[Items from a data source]
▼
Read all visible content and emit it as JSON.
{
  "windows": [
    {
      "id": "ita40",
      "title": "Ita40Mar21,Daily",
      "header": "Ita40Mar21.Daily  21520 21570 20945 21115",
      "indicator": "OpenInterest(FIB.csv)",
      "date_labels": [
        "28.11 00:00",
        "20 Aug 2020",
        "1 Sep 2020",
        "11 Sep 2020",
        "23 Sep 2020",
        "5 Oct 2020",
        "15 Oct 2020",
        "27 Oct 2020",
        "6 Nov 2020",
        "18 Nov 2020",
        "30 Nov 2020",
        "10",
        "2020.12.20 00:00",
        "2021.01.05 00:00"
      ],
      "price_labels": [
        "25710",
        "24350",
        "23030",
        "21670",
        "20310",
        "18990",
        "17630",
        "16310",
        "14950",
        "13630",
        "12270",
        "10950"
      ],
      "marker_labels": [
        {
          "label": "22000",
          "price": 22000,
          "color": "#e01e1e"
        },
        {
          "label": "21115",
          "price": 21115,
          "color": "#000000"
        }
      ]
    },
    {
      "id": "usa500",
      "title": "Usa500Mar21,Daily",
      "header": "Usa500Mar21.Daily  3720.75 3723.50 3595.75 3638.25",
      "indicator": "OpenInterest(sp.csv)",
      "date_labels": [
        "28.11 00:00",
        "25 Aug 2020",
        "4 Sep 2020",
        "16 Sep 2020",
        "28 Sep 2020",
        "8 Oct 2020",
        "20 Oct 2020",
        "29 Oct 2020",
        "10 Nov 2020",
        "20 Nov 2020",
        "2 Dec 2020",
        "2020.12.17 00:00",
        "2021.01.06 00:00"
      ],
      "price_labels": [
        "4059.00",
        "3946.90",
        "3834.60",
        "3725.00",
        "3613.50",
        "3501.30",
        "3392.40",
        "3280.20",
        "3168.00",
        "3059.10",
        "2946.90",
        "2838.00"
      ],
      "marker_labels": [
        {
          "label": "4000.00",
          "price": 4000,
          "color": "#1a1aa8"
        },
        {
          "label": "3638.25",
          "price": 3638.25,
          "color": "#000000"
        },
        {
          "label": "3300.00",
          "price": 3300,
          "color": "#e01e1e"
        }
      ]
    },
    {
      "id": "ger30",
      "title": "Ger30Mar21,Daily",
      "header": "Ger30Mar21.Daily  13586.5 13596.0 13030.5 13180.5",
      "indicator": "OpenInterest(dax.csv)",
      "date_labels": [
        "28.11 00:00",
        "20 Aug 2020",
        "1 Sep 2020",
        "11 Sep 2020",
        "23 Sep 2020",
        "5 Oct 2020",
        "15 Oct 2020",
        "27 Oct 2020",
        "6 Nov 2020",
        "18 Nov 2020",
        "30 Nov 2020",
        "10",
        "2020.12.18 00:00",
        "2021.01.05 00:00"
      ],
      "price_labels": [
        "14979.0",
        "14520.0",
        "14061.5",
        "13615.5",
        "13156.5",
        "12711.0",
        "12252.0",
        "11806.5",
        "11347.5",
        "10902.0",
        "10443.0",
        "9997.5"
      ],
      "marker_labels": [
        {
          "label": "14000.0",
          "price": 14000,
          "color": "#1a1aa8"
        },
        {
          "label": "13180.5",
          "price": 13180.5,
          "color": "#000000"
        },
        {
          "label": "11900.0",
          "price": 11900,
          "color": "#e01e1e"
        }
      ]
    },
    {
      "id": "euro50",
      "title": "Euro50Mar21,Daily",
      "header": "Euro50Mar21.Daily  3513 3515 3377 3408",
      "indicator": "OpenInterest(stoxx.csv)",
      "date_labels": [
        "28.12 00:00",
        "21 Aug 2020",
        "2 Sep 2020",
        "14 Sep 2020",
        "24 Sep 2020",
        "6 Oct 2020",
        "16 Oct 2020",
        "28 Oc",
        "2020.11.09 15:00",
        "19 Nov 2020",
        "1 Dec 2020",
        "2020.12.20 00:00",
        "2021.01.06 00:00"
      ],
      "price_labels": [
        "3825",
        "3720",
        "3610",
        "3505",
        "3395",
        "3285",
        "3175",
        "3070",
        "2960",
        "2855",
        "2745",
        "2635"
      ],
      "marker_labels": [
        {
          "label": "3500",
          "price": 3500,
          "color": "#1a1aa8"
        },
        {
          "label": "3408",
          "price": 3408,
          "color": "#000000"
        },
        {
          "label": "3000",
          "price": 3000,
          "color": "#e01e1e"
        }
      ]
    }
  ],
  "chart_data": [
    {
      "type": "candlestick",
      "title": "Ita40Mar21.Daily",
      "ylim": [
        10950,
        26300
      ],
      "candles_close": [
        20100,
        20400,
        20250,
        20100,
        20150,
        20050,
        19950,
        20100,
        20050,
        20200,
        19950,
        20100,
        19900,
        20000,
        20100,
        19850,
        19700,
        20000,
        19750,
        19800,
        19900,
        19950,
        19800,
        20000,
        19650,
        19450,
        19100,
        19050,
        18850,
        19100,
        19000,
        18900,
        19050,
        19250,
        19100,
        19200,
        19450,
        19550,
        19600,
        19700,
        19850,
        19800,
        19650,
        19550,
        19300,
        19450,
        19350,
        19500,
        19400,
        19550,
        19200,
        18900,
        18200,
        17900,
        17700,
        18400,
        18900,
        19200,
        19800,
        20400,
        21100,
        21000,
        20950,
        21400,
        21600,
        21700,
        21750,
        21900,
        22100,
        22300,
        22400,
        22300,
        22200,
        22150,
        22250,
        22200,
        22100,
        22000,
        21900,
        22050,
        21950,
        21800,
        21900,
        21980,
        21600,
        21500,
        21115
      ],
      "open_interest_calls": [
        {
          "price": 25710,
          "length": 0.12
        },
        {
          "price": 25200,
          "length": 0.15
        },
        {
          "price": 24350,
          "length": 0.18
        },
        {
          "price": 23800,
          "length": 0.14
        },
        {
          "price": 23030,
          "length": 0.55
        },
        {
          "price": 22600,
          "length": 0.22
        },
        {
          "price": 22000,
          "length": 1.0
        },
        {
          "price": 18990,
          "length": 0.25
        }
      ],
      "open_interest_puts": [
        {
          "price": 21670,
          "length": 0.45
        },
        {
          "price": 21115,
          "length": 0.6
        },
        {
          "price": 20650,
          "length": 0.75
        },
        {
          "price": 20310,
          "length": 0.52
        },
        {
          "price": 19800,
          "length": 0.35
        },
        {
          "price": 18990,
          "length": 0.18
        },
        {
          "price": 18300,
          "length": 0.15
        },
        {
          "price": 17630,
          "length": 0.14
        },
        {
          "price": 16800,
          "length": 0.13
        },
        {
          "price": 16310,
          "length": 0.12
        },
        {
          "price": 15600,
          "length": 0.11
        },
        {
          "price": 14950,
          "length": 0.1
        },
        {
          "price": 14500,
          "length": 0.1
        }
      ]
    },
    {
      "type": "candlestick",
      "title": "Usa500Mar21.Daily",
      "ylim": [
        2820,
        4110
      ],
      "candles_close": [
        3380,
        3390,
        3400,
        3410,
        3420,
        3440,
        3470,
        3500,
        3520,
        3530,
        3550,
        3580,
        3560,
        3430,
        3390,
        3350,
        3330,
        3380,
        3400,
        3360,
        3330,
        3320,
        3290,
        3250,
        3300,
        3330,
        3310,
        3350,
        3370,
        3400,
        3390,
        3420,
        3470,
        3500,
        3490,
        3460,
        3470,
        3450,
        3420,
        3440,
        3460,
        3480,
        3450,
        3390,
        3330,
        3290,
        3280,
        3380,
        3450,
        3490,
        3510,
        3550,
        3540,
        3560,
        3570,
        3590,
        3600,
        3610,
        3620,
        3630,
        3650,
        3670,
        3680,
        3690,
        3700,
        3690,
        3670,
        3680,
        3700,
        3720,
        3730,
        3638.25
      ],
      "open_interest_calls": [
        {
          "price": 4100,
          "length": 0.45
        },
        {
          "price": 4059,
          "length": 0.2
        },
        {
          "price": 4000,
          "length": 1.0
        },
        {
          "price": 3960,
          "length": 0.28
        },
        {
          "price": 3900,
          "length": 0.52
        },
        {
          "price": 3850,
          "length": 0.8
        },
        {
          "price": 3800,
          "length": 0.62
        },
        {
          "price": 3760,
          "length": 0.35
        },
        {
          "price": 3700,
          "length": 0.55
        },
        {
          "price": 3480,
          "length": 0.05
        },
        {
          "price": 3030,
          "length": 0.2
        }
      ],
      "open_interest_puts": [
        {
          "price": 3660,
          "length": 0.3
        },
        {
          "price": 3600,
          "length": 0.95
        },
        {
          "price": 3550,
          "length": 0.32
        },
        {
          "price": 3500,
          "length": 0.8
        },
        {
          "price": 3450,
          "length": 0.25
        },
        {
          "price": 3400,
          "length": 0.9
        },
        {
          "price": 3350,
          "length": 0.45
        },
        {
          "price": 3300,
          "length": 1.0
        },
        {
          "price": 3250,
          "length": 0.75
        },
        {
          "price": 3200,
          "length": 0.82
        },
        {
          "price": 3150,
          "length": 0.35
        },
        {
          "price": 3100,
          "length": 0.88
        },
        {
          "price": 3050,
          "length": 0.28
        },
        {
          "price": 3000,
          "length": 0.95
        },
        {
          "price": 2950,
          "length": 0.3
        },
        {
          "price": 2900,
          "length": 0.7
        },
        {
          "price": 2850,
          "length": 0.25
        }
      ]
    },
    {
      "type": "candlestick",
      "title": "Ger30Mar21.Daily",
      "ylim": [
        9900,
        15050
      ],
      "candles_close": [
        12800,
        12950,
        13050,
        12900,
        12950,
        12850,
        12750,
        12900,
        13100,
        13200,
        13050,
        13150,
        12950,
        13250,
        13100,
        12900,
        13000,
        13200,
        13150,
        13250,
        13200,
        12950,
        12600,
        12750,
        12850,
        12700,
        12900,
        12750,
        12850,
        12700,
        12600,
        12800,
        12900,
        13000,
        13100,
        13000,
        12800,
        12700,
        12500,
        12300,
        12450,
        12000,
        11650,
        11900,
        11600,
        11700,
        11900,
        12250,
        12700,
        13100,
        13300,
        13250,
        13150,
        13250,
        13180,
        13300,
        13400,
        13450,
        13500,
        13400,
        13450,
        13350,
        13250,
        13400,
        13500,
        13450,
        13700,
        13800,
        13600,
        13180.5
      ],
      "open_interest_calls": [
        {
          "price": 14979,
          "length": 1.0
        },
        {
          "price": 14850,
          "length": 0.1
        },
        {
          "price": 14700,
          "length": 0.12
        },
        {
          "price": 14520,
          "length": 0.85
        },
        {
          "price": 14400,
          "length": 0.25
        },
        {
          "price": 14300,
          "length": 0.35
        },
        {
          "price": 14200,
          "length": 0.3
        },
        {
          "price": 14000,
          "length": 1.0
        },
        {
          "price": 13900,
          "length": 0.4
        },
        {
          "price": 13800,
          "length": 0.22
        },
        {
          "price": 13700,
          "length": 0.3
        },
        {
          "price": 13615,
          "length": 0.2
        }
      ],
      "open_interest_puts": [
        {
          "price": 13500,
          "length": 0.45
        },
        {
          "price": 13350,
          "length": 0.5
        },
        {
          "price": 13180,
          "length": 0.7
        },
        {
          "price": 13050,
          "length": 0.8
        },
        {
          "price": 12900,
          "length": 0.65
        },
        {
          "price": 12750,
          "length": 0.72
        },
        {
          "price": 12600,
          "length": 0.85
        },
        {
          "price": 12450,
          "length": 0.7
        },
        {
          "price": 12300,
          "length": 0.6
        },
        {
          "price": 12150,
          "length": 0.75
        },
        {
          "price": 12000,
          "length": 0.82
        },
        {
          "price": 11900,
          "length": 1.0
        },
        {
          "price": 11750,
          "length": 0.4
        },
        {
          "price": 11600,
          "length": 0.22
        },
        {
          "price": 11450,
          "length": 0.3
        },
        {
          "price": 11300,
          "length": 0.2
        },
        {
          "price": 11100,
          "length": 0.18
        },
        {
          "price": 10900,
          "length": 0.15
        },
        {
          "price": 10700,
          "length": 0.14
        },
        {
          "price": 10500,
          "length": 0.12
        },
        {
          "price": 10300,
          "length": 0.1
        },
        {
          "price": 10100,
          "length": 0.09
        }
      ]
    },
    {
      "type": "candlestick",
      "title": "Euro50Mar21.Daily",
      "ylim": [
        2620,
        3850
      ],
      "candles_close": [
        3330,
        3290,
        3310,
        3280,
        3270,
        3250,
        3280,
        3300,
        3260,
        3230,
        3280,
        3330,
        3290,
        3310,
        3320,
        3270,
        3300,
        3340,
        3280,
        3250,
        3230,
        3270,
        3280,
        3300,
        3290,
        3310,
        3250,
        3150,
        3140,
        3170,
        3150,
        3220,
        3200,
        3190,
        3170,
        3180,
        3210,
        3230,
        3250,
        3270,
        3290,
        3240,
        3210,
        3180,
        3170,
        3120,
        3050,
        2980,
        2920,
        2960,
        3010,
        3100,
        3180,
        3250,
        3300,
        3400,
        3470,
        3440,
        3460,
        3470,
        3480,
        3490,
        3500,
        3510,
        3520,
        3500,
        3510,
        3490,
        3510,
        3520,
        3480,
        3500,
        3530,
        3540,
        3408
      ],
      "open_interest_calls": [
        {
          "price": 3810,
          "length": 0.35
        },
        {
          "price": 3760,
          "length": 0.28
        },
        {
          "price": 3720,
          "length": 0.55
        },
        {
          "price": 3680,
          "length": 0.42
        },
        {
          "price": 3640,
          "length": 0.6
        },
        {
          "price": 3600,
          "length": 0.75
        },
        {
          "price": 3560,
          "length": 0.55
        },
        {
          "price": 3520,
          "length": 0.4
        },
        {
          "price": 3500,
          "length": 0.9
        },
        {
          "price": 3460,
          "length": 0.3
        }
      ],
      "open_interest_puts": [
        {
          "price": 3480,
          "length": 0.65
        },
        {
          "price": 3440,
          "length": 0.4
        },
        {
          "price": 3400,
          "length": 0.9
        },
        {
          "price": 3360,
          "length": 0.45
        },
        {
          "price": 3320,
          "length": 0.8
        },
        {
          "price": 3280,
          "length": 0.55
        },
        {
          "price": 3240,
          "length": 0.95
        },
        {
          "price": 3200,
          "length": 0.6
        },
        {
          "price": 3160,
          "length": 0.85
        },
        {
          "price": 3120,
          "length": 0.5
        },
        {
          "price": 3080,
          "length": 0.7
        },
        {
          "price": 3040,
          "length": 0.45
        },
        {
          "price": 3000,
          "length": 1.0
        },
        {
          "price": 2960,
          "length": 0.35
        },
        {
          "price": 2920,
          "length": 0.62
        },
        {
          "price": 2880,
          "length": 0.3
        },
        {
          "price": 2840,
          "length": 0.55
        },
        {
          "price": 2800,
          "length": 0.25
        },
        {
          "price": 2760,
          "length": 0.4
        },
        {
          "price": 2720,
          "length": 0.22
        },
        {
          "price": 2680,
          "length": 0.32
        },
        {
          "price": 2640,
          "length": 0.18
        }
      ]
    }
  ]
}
▲
◆ Exercise requirements: Copy down every line of the entries containing the word "header".

◆ Response:
      "header": "Ita40Mar21.Daily  21520 21570 20945 21115",
      "header": "Usa500Mar21.Daily  3720.75 3723.50 3595.75 3638.25",
      "header": "Ger30Mar21.Daily  13586.5 13596.0 13030.5 13180.5",
      "header": "Euro50Mar21.Daily  3513 3515 3377 3408",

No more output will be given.